# WHAT TO DO:
1) In the passage about Todd and UK students, what name did Subbaswamy give to the push to improve retention and graduation rates?
2) Continue the passage about Todd and UK students, picking up after its final sentence.

# EXTRACTED TEXT:
● ● ● ●

But even with pool, there was a focus on students and education.
"A father told me the other day that, 'you know, my son's a senior in high school, he's going to come to UK and he's disappointed he won't get to play pool with you next year,' and so people here about this," Todd recalled wistfully. "I saw another father some place, he and his son, and his son had beaten me in pool and told everybody about that … It's just a way to interact with the students and it's a fun night. I sometimes play for four hours."
Such interactions and attention to detail, Todd believes, are critical to developing students, who can compete for the best jobs but that also develop into well-rounded individuals.
"His interest in young people is genuine, he lights up whenever he sees a student anywhere on campus," said Kumble Subbaswamy, UK provost.
Todd, in fact, credits Subbaswamy, in particular, with the push to improve retention and graduation rates. That push -- dubbed by Subbaswamy as the "War on Attrition" -- has been responsible for adding more than an dozen academic advisors and counselors as well as programs to intervene earlier with students who may be struggling academically.
For a transcript of the video above, please click here.
"I've made the point that if a child in Kentucky raises their hand and says I want an education, a college education, it's our goal to help them, not weed them out," Todd says. "It's been a tremendous change in the culture for that freshman year, to do everything we can do to get them to stay and come back because once their sophomores, it's easier to get them through the process."

● ● ● ●

# Data records:

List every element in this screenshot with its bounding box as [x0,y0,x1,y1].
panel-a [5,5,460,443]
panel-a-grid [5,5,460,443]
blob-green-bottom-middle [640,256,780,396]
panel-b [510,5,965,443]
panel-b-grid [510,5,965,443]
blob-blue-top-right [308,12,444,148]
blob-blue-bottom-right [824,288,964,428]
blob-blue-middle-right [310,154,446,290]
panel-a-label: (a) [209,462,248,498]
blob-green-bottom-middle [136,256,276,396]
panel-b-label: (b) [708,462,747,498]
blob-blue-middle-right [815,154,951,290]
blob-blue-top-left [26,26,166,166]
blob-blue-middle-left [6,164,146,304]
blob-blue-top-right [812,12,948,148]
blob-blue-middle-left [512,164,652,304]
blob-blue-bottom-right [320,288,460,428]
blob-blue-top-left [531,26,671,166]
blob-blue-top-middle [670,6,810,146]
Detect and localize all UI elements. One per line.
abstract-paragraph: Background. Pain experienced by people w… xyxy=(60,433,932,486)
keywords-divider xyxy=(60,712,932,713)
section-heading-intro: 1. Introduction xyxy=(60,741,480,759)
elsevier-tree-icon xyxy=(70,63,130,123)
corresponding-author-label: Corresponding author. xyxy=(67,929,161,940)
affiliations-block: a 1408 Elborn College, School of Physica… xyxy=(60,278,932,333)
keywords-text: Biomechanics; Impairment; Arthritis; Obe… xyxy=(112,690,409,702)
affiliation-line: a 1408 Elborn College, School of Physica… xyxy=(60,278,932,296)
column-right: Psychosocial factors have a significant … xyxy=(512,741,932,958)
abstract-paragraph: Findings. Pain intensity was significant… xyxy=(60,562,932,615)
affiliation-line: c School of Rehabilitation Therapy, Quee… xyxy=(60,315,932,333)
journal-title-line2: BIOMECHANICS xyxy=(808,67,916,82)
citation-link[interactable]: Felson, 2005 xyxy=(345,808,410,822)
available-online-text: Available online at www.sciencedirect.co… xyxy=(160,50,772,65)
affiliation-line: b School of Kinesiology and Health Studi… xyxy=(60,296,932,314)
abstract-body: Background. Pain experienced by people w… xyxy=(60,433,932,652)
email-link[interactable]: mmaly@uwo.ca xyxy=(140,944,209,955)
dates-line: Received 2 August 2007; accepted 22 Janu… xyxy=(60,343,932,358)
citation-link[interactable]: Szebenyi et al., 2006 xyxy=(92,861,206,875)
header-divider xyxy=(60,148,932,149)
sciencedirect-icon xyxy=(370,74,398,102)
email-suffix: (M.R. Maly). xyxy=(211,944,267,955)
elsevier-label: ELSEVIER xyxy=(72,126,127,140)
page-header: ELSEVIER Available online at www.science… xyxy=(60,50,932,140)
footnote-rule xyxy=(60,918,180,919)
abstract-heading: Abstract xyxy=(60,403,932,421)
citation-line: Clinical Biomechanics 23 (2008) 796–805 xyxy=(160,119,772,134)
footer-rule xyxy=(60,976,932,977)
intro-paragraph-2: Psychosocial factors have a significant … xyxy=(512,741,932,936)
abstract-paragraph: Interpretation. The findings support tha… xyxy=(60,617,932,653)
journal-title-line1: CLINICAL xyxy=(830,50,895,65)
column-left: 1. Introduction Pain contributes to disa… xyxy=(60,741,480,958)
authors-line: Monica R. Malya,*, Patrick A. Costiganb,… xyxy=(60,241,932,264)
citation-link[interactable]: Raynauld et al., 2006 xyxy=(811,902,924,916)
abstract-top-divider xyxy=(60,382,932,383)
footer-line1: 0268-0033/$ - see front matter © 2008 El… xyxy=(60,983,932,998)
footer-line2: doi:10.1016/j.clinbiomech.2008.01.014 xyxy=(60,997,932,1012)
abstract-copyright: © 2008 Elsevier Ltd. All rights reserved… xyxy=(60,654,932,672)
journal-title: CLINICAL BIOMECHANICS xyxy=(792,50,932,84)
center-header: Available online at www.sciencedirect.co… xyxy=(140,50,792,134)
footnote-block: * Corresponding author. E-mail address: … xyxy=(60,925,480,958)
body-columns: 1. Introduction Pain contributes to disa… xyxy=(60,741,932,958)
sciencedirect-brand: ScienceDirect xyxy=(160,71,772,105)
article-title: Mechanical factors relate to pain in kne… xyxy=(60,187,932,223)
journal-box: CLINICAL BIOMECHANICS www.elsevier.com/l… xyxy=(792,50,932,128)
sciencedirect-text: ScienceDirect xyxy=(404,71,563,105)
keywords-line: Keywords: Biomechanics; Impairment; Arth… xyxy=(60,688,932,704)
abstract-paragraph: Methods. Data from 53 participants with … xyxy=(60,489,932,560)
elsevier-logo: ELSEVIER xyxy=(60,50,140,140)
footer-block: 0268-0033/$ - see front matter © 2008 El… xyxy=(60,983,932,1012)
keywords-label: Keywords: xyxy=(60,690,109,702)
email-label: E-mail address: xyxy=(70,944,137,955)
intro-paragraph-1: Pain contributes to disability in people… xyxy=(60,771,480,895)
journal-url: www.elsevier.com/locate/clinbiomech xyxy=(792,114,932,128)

● ● ● ●

# RESPONSES TO THE EXERCISE:
1) The "War on Attrition."

2)
"I think the lasting legacy that Dr. Todd leaves behind on the academic side is the high aspirations," Subbaswamy said. "I think that he got all of us to think about what he says, 'set your goal, and set it 15 degrees higher.' I think that speaks to our faculty, it speaks to our staff and it speaks to our students."
Indeed, student success at all levels -- from scholarships to graduation rates -- has been a central focus of President Todd and his administration. Some of the most significant milestones include:
- Increasing undergraduate enrollment 11.2 percent even as the university’s retention rate has reached a record 81 percent and its graduation rate a record 61.4 percent.
- ACT scores of this year’s freshman class have risen from 24.7 to a record-high 25.2.
- Retention – the percentage of freshmen who move forward to their sophomore years -- has improved from 76.4 percent to nearly 82 percent – a record high as part of the War on Attrition.
- Enrollment overall this fall is at a record-high of nearly 28,000.
- Making significant strides in diversity. Enrollment of African-American students has increased 33 percent since 2001.
For a transcript of the video above, please click here.
Finally, Todd and others believe one of his lasting legacies with respect to students will be the reforms -- due to launch formally this fall -- of the university's general education curriculum, the general classes virtually all students take during the first two years of college.
This year along, the university is adding $1.4 million to fully implement the university’s substantial reform of its entire general education curriculum. Including this $1.4 million allocation, more than $5 million has been used to implement reform of the general education curriculum over the last two years primarily by shrinking class sizes through support for approximately 65 faculty and teaching assistant positions.
The reforms are a concerted effort by the faculty to create a curriculum that better prepares students for competition and success in a 21st century global economy. Greater attention, as a result, is being placed in introductory classes throughout the university on writing, critical thinking and analytical skills.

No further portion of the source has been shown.